## DATA RECORDS
^^^^^^^^

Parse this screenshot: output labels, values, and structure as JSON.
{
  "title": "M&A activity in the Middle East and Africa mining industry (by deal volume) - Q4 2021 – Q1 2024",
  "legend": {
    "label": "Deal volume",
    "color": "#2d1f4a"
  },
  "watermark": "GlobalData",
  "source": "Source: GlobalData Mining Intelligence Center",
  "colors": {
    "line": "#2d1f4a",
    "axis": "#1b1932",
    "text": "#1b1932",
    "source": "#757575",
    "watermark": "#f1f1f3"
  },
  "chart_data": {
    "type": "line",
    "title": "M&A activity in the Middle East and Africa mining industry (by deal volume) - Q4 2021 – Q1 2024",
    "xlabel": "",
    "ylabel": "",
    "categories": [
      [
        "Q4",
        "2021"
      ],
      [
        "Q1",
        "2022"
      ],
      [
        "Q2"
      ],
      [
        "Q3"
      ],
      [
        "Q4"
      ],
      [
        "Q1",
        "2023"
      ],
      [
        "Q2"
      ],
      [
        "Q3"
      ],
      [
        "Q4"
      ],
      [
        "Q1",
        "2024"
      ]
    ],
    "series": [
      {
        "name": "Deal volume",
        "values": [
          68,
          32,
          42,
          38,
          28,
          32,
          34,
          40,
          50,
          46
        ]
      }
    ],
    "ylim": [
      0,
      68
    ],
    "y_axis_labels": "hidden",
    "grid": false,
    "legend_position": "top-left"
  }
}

^^^^^^^^

## WORK TO COMPLETE
Search the lines for the string "title" and copy every line that has it.

## SOLUTION TO THIS PROBLEM
  "title": "M&A activity in the Middle East and Africa mining industry (by deal volume) - Q4 2021 – Q1 2024",
    "title": "M&A activity in the Middle East and Africa mining industry (by deal volume) - Q4 2021 – Q1 2024",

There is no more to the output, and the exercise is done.